→ Supplied material:
Start
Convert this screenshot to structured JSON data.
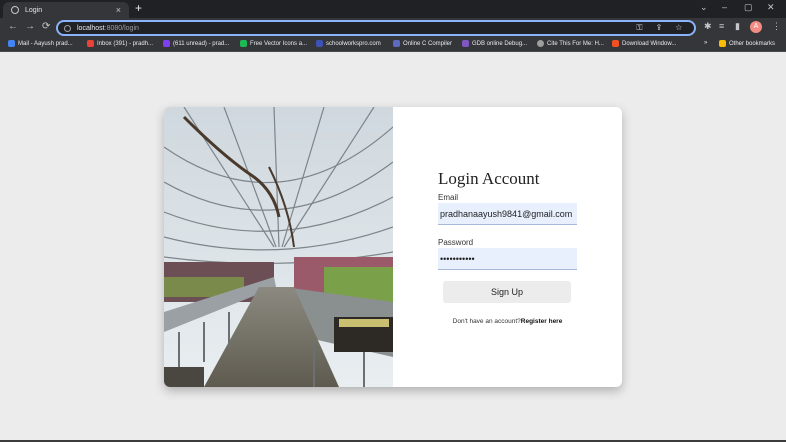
{
  "browser": {
    "tab_title": "Login",
    "tab_close": "×",
    "new_tab": "+",
    "url_host": "localhost",
    "url_path": ":8080/login",
    "profile_initial": "A",
    "window_controls": [
      "⌄",
      "–",
      "▢",
      "✕"
    ],
    "bookmarks": [
      {
        "label": "Mail - Aayush prad...",
        "color": "#4285f4"
      },
      {
        "label": "Inbox (391) - pradh...",
        "color": "#ea4335"
      },
      {
        "label": "(611 unread) - prad...",
        "color": "#7e3ff2"
      },
      {
        "label": "Free Vector Icons a...",
        "color": "#1db954"
      },
      {
        "label": "schoolworkspro.com",
        "color": "#3f51b5"
      },
      {
        "label": "Online C Compiler",
        "color": "#5c6bc0"
      },
      {
        "label": "GDB online Debug...",
        "color": "#7e57c2"
      },
      {
        "label": "Cite This For Me: H...",
        "color": "#9e9e9e"
      },
      {
        "label": "Download Window...",
        "color": "#f25022"
      }
    ],
    "bookmarks_overflow": "»",
    "other_bookmarks": "Other bookmarks"
  },
  "login": {
    "title": "Login Account",
    "email_label": "Email",
    "email_value": "pradhanaayush9841@gmail.com",
    "password_label": "Password",
    "password_value": "•••••••••••",
    "submit_label": "Sign Up",
    "register_prompt": "Don't have an account?",
    "register_link": "Register here"
  }
}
End
→ Task statement: Omit the pictures and reproduce the listing exactly.

→ Written answer:
Convert this screenshot to structured JSON data.
{
  "browser": {
    "tab_title": "Login",
    "tab_close": "×",
    "new_tab": "+",
    "url_host": "localhost",
    "url_path": ":8080/login",
    "profile_initial": "A",
    "window_controls": [
      "⌄",
      "–",
      "▢",
      "✕"
    ],
    "bookmarks": [
      {
        "label": "Mail - Aayush prad...",
        "color": "#4285f4"
      },
      {
        "label": "Inbox (391) - pradh...",
        "color": "#ea4335"
      },
      {
        "label": "(611 unread) - prad...",
        "color": "#7e3ff2"
      },
      {
        "label": "Free Vector Icons a...",
        "color": "#1db954"
      },
      {
        "label": "schoolworkspro.com",
        "color": "#3f51b5"
      },
      {
        "label": "Online C Compiler",
        "color": "#5c6bc0"
      },
      {
        "label": "GDB online Debug...",
        "color": "#7e57c2"
      },
      {
        "label": "Cite This For Me: H...",
        "color": "#9e9e9e"
      },
      {
        "label": "Download Window...",
        "color": "#f25022"
      }
    ],
    "bookmarks_overflow": "»",
    "other_bookmarks": "Other bookmarks"
  },
  "login": {
    "title": "Login Account",
    "email_label": "Email",
    "email_value": "pradhanaayush9841@gmail.com",
    "password_label": "Password",
    "password_value": "•••••••••••",
    "submit_label": "Sign Up",
    "register_prompt": "Don't have an account?",
    "register_link": "Register here"
  }
}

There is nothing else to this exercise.